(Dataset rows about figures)
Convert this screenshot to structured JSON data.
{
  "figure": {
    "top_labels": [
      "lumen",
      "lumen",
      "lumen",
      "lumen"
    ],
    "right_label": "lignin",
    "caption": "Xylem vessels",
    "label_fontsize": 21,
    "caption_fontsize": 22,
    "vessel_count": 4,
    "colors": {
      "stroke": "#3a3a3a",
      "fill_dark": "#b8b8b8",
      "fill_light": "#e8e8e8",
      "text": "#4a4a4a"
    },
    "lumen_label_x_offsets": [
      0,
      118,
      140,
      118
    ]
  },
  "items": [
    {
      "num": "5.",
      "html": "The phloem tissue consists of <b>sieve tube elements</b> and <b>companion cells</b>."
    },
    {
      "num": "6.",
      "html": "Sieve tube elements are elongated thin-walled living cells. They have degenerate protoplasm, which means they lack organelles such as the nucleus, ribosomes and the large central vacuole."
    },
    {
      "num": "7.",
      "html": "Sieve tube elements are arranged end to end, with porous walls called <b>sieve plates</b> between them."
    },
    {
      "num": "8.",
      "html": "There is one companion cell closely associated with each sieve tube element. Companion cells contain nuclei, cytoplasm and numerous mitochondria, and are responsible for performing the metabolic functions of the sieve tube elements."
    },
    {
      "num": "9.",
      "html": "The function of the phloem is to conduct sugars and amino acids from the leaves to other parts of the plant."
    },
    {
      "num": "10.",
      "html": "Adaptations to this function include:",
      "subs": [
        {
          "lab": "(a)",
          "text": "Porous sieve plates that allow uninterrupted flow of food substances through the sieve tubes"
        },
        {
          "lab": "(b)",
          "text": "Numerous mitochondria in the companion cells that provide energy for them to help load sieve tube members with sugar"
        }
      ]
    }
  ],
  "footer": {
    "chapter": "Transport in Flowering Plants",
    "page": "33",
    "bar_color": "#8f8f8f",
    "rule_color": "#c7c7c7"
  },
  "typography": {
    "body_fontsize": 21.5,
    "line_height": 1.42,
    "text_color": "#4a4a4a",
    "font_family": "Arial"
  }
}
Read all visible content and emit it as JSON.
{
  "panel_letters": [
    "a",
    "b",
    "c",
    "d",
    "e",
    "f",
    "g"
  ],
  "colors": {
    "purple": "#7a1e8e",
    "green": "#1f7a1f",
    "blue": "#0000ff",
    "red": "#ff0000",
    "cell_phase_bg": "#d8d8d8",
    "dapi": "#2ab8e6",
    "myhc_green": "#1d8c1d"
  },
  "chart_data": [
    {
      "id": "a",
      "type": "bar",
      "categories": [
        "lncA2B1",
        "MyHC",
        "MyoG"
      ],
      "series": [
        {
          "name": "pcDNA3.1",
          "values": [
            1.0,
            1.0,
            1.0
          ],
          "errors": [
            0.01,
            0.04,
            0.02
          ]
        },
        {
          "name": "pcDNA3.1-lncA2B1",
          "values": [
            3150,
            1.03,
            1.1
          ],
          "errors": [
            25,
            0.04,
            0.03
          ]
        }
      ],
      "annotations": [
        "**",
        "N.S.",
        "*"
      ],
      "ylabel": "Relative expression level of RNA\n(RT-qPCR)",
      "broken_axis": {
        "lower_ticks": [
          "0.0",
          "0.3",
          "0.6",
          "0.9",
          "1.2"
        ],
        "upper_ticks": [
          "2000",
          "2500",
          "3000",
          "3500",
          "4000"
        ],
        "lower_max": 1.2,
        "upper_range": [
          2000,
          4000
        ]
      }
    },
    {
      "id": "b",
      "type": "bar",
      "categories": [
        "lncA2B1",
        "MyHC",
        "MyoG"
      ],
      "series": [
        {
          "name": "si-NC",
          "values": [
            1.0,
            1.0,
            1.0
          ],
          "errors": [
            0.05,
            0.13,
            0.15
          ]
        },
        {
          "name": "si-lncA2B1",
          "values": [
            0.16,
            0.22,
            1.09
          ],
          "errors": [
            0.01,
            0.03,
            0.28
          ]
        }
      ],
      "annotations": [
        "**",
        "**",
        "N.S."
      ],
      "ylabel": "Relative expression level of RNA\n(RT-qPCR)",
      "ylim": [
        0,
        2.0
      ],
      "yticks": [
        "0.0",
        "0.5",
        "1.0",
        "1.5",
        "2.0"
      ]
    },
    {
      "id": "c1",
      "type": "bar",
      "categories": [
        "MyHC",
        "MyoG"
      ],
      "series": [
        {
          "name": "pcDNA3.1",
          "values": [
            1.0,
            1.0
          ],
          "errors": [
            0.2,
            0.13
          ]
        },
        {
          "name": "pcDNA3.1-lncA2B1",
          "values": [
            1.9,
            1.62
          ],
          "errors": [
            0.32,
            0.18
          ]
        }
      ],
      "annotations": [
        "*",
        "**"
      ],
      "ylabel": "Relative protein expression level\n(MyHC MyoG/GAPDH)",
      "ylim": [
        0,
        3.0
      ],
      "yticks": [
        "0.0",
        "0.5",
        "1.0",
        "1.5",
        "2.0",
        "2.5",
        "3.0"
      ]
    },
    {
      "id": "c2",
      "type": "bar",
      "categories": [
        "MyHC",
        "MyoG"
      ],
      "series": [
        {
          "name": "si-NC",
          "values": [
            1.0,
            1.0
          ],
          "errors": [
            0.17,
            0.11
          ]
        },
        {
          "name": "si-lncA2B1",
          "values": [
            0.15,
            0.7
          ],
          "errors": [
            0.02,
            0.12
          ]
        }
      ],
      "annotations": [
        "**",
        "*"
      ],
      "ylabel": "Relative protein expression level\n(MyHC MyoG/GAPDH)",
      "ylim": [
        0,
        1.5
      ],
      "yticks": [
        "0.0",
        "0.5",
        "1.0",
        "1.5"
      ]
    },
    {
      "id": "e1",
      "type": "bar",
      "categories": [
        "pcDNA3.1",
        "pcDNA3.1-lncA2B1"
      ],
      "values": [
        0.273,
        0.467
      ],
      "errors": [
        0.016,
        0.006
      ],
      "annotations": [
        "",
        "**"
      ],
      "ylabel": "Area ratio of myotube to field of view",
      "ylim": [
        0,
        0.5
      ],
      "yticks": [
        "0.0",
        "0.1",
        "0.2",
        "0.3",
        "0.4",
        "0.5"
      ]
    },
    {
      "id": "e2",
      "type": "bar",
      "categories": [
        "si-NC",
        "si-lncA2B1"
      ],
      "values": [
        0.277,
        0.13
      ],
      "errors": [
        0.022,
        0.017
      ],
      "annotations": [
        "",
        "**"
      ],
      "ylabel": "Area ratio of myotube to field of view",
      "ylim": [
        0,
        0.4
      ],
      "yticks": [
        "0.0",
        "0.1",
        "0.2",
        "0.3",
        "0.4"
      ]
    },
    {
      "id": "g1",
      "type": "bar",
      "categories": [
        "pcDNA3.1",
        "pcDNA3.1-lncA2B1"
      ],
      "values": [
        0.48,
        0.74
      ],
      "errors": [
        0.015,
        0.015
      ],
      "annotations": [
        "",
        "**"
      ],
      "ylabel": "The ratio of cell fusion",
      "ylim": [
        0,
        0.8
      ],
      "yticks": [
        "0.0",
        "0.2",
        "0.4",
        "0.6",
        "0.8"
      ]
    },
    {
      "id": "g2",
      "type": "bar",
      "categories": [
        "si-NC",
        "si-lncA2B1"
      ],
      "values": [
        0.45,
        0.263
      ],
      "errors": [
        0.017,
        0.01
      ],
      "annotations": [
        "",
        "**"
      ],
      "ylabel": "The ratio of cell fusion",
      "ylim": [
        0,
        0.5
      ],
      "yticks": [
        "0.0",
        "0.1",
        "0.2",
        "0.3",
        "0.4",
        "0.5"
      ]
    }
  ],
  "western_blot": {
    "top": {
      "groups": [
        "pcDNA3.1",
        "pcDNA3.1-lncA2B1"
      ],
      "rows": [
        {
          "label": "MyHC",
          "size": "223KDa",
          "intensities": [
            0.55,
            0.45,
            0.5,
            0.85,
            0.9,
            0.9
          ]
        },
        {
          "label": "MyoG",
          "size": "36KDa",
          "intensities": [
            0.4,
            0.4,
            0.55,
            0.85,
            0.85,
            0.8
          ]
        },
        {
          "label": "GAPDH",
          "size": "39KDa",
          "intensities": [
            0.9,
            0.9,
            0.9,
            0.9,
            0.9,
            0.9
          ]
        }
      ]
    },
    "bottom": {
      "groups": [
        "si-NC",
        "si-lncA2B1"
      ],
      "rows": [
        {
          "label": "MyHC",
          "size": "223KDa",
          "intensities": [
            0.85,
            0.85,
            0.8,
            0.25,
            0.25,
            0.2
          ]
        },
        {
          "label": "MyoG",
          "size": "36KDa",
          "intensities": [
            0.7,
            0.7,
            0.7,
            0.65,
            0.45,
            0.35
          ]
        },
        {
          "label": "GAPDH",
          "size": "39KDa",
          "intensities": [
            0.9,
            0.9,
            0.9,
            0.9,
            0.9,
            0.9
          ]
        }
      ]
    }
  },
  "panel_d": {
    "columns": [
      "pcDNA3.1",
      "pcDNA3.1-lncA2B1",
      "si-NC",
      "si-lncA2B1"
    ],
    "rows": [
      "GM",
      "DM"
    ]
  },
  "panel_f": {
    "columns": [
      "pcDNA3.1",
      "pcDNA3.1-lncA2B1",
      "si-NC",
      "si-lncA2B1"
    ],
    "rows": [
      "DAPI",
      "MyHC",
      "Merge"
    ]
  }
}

_Assignment_:
Which lines of the records contain the word "phloem"? Copy each of them.

_Solution to this task_:
      "html": "The phloem tissue consists of <b>sieve tube elements</b> and <b>companion cells</b>."
      "html": "The function of the phloem is to conduct sugars and amino acids from the leaves to other parts of the plant."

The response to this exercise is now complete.